>> BEGIN DATA PROVIDED
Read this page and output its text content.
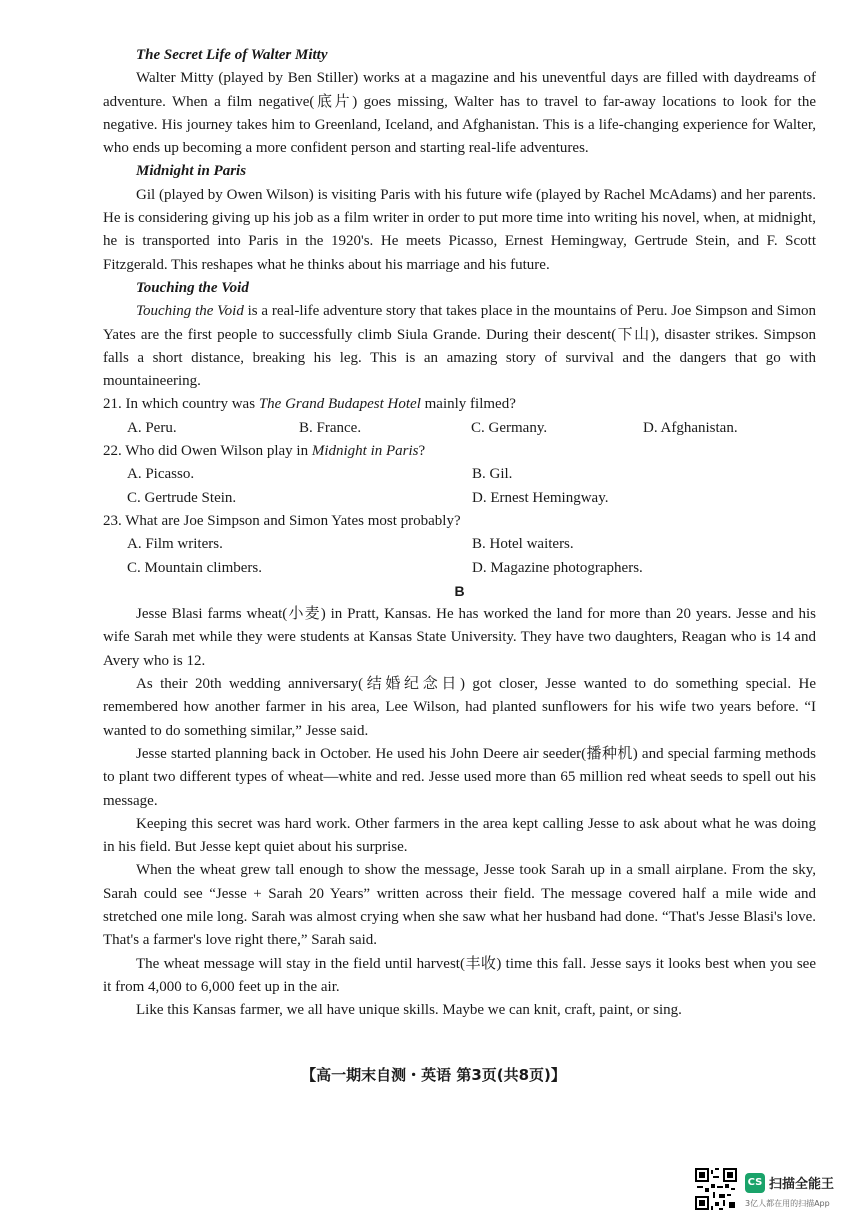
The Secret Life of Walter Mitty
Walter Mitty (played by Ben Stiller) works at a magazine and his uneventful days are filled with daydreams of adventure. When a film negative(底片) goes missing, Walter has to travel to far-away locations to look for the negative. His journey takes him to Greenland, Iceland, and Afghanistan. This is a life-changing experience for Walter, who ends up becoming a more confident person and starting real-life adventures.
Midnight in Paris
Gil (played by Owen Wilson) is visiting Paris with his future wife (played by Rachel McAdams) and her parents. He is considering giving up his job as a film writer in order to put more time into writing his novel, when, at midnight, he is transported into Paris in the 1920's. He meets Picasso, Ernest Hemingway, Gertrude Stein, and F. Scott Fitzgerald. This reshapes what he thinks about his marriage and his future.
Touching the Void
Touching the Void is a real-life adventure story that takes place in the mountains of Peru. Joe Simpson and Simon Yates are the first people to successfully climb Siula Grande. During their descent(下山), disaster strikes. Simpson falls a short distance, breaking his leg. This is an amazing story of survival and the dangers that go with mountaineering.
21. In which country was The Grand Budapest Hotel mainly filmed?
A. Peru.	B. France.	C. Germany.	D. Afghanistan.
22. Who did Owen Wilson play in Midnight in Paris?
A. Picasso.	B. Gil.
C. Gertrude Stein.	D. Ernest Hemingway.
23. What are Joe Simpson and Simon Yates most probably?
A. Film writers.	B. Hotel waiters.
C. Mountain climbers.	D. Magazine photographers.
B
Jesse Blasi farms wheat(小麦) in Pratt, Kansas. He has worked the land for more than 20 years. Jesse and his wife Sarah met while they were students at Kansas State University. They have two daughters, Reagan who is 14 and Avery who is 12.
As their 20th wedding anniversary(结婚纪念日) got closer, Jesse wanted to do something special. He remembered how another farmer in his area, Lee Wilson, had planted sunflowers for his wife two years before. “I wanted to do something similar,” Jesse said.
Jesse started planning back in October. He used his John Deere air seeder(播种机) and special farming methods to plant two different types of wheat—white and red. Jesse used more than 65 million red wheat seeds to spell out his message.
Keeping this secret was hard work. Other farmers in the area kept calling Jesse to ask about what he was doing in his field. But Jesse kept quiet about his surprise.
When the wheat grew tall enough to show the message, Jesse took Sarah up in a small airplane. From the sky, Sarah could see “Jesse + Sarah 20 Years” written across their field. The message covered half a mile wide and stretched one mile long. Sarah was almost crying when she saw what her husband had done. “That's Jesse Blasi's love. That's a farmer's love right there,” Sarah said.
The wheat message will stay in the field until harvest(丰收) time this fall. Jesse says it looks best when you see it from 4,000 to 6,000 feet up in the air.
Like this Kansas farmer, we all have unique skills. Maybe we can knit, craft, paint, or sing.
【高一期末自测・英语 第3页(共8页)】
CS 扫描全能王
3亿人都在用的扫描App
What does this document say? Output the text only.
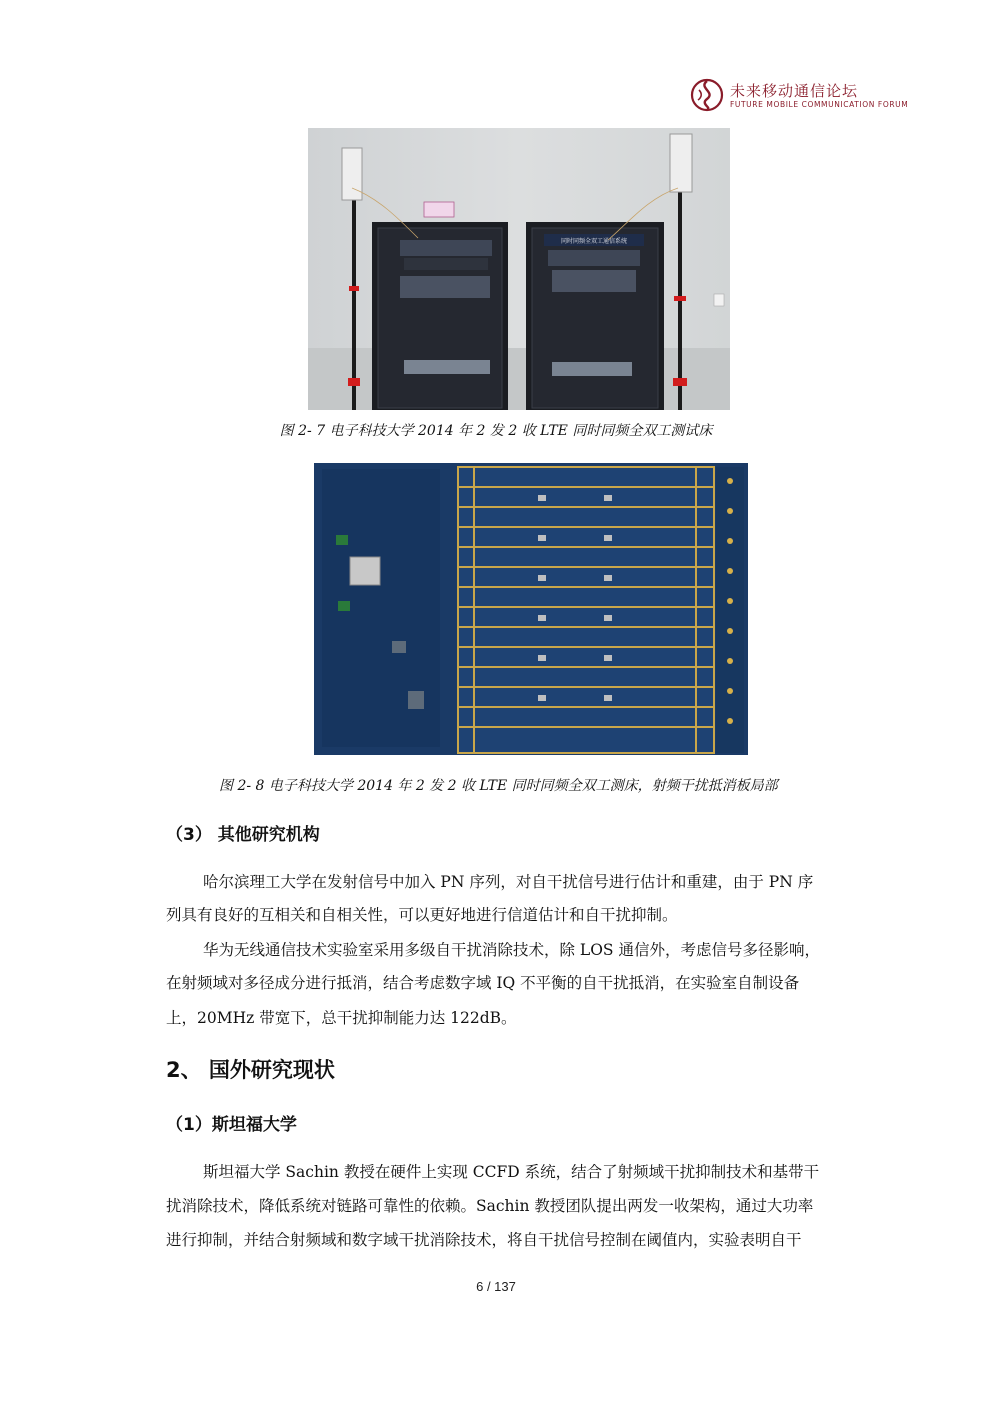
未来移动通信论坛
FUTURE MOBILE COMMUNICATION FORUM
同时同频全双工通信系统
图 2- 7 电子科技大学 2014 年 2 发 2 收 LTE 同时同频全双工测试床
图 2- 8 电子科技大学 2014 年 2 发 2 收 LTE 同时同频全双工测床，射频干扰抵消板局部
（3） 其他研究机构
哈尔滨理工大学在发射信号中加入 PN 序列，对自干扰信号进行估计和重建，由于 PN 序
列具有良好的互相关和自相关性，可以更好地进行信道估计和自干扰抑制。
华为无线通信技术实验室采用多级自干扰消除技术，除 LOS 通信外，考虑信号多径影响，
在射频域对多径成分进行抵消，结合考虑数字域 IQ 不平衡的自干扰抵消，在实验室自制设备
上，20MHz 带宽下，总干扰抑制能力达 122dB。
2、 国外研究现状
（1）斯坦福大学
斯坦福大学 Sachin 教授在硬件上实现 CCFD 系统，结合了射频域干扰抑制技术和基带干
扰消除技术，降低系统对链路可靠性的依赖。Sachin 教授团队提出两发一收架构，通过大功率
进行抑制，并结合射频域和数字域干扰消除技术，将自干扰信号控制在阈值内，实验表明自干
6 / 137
>> END DATA PROVIDED
WORK TO COMPLETE -
Repeat the data exactly, excluding the pictures.

RESULT OF THE EXERCISE -
Read this page and output its text content.
The Secret Life of Walter Mitty
Walter Mitty (played by Ben Stiller) works at a magazine and his uneventful days are filled with daydreams of adventure. When a film negative(底片) goes missing, Walter has to travel to far-away locations to look for the negative. His journey takes him to Greenland, Iceland, and Afghanistan. This is a life-changing experience for Walter, who ends up becoming a more confident person and starting real-life adventures.
Midnight in Paris
Gil (played by Owen Wilson) is visiting Paris with his future wife (played by Rachel McAdams) and her parents. He is considering giving up his job as a film writer in order to put more time into writing his novel, when, at midnight, he is transported into Paris in the 1920's. He meets Picasso, Ernest Hemingway, Gertrude Stein, and F. Scott Fitzgerald. This reshapes what he thinks about his marriage and his future.
Touching the Void
Touching the Void is a real-life adventure story that takes place in the mountains of Peru. Joe Simpson and Simon Yates are the first people to successfully climb Siula Grande. During their descent(下山), disaster strikes. Simpson falls a short distance, breaking his leg. This is an amazing story of survival and the dangers that go with mountaineering.
21. In which country was The Grand Budapest Hotel mainly filmed?
A. Peru.	B. France.	C. Germany.	D. Afghanistan.
22. Who did Owen Wilson play in Midnight in Paris?
A. Picasso.	B. Gil.
C. Gertrude Stein.	D. Ernest Hemingway.
23. What are Joe Simpson and Simon Yates most probably?
A. Film writers.	B. Hotel waiters.
C. Mountain climbers.	D. Magazine photographers.
B
Jesse Blasi farms wheat(小麦) in Pratt, Kansas. He has worked the land for more than 20 years. Jesse and his wife Sarah met while they were students at Kansas State University. They have two daughters, Reagan who is 14 and Avery who is 12.
As their 20th wedding anniversary(结婚纪念日) got closer, Jesse wanted to do something special. He remembered how another farmer in his area, Lee Wilson, had planted sunflowers for his wife two years before. “I wanted to do something similar,” Jesse said.
Jesse started planning back in October. He used his John Deere air seeder(播种机) and special farming methods to plant two different types of wheat—white and red. Jesse used more than 65 million red wheat seeds to spell out his message.
Keeping this secret was hard work. Other farmers in the area kept calling Jesse to ask about what he was doing in his field. But Jesse kept quiet about his surprise.
When the wheat grew tall enough to show the message, Jesse took Sarah up in a small airplane. From the sky, Sarah could see “Jesse + Sarah 20 Years” written across their field. The message covered half a mile wide and stretched one mile long. Sarah was almost crying when she saw what her husband had done. “That's Jesse Blasi's love. That's a farmer's love right there,” Sarah said.
The wheat message will stay in the field until harvest(丰收) time this fall. Jesse says it looks best when you see it from 4,000 to 6,000 feet up in the air.
Like this Kansas farmer, we all have unique skills. Maybe we can knit, craft, paint, or sing.
【高一期末自测・英语 第3页(共8页)】
CS 扫描全能王
3亿人都在用的扫描App
What does this document say? Output the text only.
未来移动通信论坛
FUTURE MOBILE COMMUNICATION FORUM
同时同频全双工通信系统
图 2- 7 电子科技大学 2014 年 2 发 2 收 LTE 同时同频全双工测试床
图 2- 8 电子科技大学 2014 年 2 发 2 收 LTE 同时同频全双工测床，射频干扰抵消板局部
（3） 其他研究机构
哈尔滨理工大学在发射信号中加入 PN 序列，对自干扰信号进行估计和重建，由于 PN 序
列具有良好的互相关和自相关性，可以更好地进行信道估计和自干扰抑制。
华为无线通信技术实验室采用多级自干扰消除技术，除 LOS 通信外，考虑信号多径影响，
在射频域对多径成分进行抵消，结合考虑数字域 IQ 不平衡的自干扰抵消，在实验室自制设备
上，20MHz 带宽下，总干扰抑制能力达 122dB。
2、 国外研究现状
（1）斯坦福大学
斯坦福大学 Sachin 教授在硬件上实现 CCFD 系统，结合了射频域干扰抑制技术和基带干
扰消除技术，降低系统对链路可靠性的依赖。Sachin 教授团队提出两发一收架构，通过大功率
进行抑制，并结合射频域和数字域干扰消除技术，将自干扰信号控制在阈值内，实验表明自干
6 / 137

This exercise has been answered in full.